(Material shown)

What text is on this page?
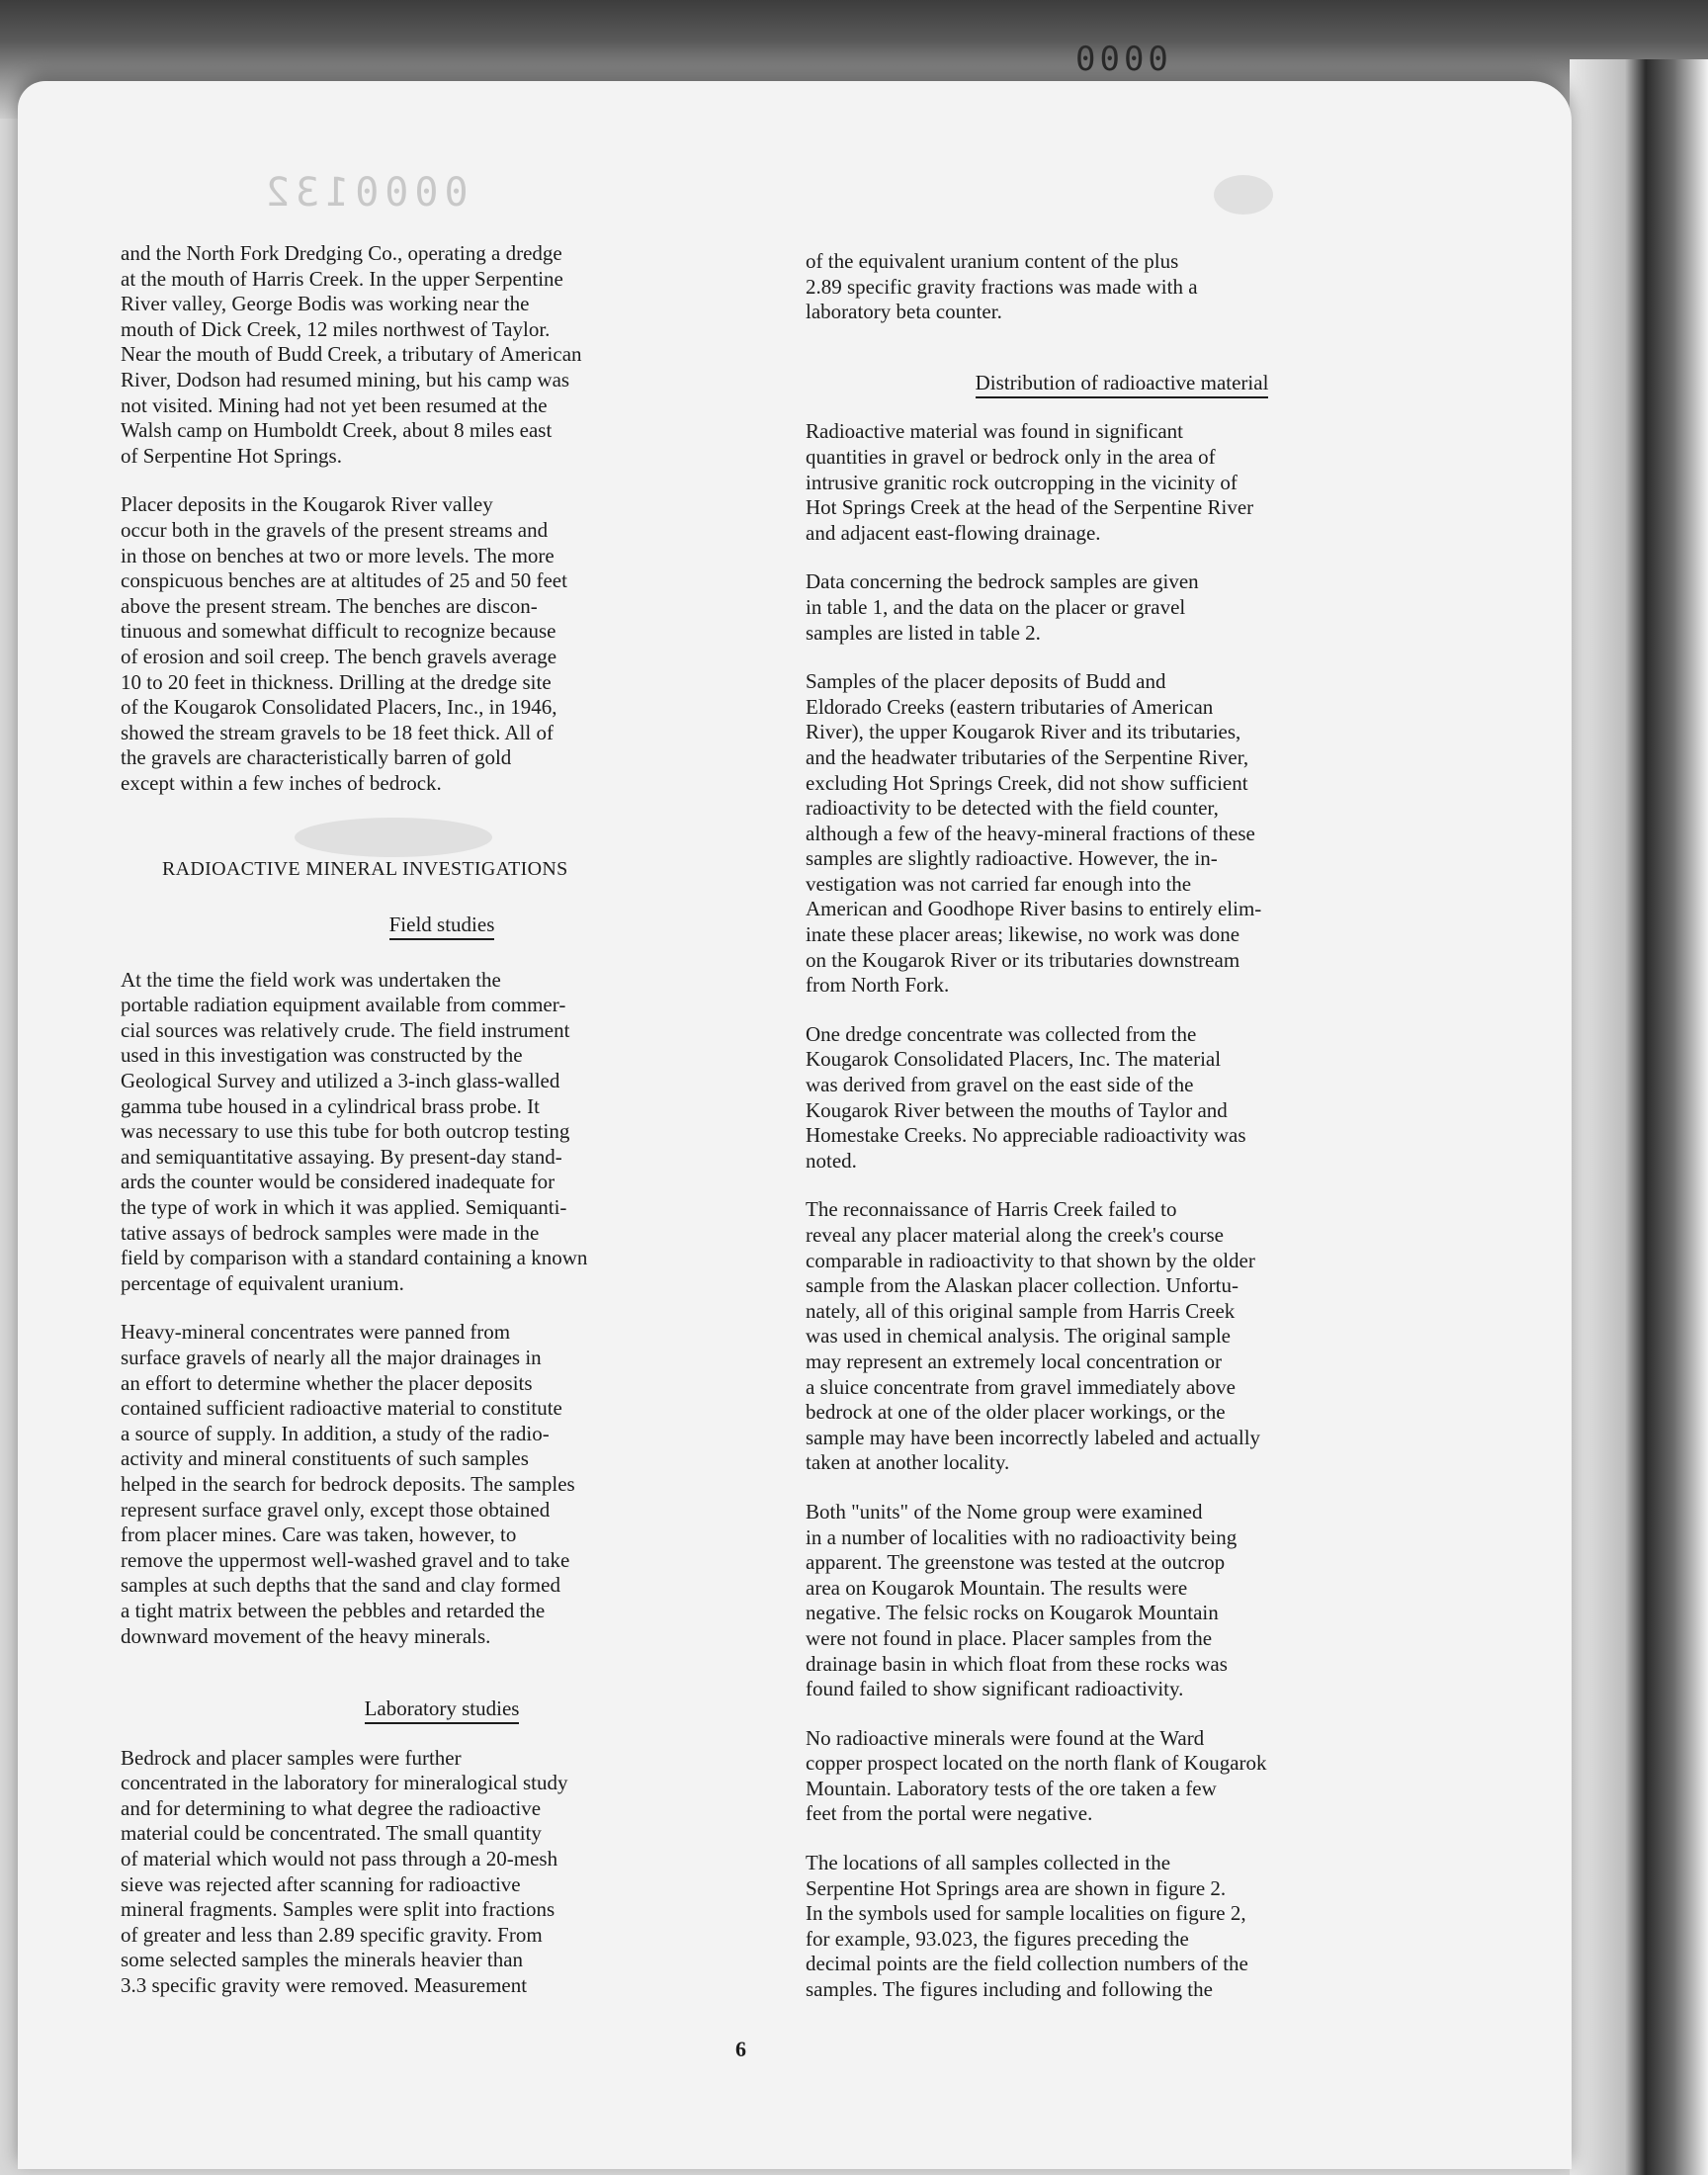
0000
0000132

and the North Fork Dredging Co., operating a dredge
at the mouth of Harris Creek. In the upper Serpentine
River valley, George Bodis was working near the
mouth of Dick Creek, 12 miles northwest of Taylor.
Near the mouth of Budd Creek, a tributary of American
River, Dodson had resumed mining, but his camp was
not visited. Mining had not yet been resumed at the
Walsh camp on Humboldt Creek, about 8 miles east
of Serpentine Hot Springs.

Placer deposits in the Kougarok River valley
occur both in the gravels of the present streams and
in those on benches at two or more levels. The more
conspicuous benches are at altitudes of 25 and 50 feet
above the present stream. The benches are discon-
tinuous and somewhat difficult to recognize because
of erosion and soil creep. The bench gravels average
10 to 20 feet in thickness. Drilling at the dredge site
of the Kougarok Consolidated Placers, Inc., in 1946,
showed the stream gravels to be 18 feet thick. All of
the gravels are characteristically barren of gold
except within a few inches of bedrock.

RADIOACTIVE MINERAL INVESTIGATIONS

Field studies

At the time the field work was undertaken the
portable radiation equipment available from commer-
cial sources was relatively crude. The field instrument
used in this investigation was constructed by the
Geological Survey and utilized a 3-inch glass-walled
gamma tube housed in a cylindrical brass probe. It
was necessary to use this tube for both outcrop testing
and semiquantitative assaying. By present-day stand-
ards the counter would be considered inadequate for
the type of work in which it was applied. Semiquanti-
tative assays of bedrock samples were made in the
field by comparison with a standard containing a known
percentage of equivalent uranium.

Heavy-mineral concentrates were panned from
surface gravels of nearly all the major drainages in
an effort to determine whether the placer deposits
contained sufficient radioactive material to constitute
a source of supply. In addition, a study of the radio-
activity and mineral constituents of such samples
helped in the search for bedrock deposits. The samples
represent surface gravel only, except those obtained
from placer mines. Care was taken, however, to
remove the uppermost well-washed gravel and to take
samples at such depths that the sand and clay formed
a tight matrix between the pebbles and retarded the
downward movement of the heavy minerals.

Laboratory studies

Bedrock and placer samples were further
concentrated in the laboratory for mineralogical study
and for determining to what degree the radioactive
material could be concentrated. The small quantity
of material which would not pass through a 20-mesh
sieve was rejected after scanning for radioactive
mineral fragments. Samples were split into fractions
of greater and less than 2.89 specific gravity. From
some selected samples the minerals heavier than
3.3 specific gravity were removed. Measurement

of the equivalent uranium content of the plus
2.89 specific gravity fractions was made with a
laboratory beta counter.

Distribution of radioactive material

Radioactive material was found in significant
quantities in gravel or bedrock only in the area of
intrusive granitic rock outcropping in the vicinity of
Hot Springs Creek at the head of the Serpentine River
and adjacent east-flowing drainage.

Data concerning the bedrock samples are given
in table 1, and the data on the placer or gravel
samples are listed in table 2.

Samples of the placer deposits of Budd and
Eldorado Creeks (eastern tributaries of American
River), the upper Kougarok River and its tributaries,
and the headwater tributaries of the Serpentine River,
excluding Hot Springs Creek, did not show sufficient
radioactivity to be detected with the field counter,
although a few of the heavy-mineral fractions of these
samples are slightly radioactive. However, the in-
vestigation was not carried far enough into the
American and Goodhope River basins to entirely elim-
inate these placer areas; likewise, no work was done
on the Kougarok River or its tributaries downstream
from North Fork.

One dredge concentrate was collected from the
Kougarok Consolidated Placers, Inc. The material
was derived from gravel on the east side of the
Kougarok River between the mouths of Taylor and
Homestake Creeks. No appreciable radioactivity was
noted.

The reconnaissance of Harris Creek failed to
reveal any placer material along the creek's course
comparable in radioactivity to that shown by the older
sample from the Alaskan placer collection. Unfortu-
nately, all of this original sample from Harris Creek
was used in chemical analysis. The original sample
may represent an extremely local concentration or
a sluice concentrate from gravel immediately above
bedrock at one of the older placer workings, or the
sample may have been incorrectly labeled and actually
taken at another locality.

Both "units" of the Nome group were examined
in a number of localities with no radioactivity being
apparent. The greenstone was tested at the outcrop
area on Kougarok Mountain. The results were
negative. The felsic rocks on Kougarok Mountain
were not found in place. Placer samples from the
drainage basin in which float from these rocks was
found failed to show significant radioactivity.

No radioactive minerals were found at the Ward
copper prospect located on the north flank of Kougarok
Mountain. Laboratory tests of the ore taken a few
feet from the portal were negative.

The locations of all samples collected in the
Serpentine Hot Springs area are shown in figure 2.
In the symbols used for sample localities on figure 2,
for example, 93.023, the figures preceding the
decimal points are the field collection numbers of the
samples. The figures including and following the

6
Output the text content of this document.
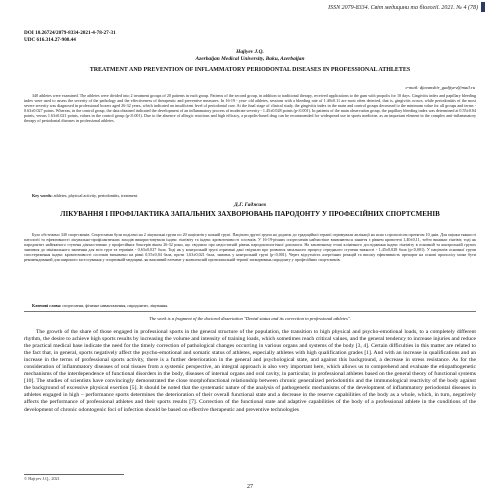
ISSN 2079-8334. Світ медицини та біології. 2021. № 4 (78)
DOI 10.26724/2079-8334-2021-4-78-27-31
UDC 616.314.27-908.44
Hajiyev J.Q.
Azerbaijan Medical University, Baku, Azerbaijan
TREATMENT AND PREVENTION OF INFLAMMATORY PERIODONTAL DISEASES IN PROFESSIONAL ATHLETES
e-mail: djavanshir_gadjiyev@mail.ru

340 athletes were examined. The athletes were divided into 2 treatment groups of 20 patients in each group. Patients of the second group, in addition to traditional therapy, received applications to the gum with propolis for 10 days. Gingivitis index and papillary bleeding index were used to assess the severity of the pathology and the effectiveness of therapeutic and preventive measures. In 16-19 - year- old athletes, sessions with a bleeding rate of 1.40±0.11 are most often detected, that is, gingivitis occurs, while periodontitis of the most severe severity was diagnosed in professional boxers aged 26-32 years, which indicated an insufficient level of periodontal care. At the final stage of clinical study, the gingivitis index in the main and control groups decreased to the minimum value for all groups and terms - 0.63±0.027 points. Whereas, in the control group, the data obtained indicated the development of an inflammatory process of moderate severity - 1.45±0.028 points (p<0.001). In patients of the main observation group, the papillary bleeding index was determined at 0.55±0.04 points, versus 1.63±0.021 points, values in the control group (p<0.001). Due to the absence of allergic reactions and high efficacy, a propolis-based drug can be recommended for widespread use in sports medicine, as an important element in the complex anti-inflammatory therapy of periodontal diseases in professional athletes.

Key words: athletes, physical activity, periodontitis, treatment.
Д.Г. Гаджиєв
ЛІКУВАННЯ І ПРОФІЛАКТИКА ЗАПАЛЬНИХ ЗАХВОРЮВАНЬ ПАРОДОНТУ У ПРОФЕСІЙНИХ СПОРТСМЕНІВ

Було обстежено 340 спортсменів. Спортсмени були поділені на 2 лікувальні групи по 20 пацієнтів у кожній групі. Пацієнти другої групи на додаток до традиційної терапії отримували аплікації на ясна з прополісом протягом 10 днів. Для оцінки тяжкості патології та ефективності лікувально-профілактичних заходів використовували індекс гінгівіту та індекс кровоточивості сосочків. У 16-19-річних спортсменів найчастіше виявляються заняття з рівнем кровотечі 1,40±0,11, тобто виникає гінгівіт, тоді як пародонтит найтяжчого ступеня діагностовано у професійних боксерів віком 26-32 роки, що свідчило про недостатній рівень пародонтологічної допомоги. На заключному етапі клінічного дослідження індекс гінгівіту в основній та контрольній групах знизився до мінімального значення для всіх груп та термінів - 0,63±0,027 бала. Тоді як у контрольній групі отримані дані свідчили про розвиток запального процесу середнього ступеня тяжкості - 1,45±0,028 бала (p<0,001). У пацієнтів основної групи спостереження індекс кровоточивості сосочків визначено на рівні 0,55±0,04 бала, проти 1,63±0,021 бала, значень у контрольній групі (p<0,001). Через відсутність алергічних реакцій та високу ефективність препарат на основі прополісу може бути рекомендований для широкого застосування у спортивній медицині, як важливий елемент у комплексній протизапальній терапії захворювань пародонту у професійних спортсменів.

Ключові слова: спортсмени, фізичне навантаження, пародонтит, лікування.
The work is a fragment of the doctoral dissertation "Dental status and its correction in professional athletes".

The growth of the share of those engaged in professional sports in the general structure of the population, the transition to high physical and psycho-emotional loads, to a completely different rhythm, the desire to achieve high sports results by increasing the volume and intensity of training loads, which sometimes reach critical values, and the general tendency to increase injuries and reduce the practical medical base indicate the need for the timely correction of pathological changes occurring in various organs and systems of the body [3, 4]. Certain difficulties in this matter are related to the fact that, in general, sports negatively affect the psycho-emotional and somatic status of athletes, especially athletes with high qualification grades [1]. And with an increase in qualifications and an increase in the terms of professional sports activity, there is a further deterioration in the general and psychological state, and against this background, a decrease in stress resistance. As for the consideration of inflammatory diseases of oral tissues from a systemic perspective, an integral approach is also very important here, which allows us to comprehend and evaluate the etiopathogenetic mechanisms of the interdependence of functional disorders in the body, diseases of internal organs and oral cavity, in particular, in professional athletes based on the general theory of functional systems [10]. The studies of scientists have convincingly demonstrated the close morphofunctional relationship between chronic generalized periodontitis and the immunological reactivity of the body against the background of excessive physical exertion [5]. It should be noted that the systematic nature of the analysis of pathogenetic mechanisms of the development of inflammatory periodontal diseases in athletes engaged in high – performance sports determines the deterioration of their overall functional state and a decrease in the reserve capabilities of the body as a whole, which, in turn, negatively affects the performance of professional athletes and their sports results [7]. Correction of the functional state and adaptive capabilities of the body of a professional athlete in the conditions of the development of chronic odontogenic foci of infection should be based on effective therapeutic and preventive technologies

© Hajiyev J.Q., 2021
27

(End Material shown)

• **Exercise prompt**:
Give only the number of lines in the material above that include the word "specific".

• **Solution for this task**:
3